* _SHORT TASK_: Look through the data below and return each line where "القداس" appears.

* _DATASET EXTRACT_:
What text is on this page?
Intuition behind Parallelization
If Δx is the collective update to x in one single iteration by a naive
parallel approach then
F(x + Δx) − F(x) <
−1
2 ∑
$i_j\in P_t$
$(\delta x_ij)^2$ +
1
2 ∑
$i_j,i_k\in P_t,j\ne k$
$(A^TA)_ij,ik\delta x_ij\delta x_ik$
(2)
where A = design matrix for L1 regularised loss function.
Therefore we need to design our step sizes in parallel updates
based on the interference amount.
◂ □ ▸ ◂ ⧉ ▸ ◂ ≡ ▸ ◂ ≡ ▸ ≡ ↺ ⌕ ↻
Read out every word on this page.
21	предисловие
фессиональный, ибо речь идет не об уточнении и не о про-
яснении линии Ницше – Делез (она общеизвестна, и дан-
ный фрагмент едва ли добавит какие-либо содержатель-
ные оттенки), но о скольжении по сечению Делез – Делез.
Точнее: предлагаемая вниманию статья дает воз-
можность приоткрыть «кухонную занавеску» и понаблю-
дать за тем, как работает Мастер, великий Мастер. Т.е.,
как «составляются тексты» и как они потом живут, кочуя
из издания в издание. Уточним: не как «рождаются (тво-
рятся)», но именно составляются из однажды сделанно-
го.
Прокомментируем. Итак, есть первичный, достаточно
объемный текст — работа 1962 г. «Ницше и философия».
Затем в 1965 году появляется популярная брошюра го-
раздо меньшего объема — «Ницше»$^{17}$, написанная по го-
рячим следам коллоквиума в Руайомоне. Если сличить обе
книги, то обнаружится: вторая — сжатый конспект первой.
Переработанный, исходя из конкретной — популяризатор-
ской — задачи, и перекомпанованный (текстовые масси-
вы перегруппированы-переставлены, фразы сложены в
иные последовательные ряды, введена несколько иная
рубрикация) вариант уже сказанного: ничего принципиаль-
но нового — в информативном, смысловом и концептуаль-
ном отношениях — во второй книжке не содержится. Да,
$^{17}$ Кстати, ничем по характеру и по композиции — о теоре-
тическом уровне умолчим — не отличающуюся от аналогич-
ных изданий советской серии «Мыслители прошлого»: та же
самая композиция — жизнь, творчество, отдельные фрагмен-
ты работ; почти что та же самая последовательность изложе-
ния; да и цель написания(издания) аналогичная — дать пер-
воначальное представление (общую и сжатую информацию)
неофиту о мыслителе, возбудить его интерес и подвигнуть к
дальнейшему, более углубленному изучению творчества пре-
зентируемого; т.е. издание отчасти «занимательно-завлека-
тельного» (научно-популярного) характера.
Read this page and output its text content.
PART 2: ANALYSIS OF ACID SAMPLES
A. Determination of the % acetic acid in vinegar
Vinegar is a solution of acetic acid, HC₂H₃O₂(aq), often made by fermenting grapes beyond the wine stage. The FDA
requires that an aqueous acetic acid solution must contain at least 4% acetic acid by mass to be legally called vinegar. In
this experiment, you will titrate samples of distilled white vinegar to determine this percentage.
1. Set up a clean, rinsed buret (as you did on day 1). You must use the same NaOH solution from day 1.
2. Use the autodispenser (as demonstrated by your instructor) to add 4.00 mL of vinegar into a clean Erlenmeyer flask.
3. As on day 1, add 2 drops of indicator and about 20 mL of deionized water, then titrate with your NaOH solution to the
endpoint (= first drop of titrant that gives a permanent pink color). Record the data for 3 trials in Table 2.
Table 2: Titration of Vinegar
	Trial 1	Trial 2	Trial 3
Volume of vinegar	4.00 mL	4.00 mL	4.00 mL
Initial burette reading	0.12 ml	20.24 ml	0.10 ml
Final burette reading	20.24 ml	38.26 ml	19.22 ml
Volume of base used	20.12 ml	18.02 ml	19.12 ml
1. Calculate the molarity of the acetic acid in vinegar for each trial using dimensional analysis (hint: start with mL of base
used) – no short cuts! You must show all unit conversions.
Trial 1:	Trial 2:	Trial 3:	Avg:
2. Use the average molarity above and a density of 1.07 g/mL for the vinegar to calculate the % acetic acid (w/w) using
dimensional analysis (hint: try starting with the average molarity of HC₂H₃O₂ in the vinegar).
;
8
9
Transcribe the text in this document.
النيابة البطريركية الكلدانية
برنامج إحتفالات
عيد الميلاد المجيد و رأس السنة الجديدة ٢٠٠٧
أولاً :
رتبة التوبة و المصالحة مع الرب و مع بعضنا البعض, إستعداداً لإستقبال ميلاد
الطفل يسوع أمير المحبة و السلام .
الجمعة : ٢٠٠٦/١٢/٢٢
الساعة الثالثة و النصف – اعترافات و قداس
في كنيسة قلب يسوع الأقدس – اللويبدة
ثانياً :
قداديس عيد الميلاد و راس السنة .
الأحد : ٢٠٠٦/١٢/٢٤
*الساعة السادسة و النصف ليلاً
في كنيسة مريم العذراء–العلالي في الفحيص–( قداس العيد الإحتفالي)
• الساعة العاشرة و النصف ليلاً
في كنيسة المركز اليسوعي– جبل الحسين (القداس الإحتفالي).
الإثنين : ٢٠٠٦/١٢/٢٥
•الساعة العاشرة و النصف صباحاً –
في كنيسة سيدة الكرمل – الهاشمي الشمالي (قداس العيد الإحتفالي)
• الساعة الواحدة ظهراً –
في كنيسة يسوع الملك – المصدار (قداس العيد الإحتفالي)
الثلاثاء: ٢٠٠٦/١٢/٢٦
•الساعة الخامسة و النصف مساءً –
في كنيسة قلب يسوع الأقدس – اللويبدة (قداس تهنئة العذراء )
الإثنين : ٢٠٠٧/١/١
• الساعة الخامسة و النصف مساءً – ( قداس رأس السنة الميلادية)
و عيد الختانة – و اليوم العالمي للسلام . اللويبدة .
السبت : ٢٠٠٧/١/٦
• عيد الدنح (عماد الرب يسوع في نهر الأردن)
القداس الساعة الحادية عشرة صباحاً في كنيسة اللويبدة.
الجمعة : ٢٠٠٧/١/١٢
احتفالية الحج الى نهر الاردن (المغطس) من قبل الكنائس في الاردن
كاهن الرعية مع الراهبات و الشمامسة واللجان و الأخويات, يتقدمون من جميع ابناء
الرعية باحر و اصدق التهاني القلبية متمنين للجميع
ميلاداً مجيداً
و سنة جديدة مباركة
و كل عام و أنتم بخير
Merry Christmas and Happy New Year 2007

* _PROBLEM SOLUTION_:
في كنيسة المركز اليسوعي– جبل الحسين (القداس الإحتفالي).
القداس الساعة الحادية عشرة صباحاً في كنيسة اللويبدة.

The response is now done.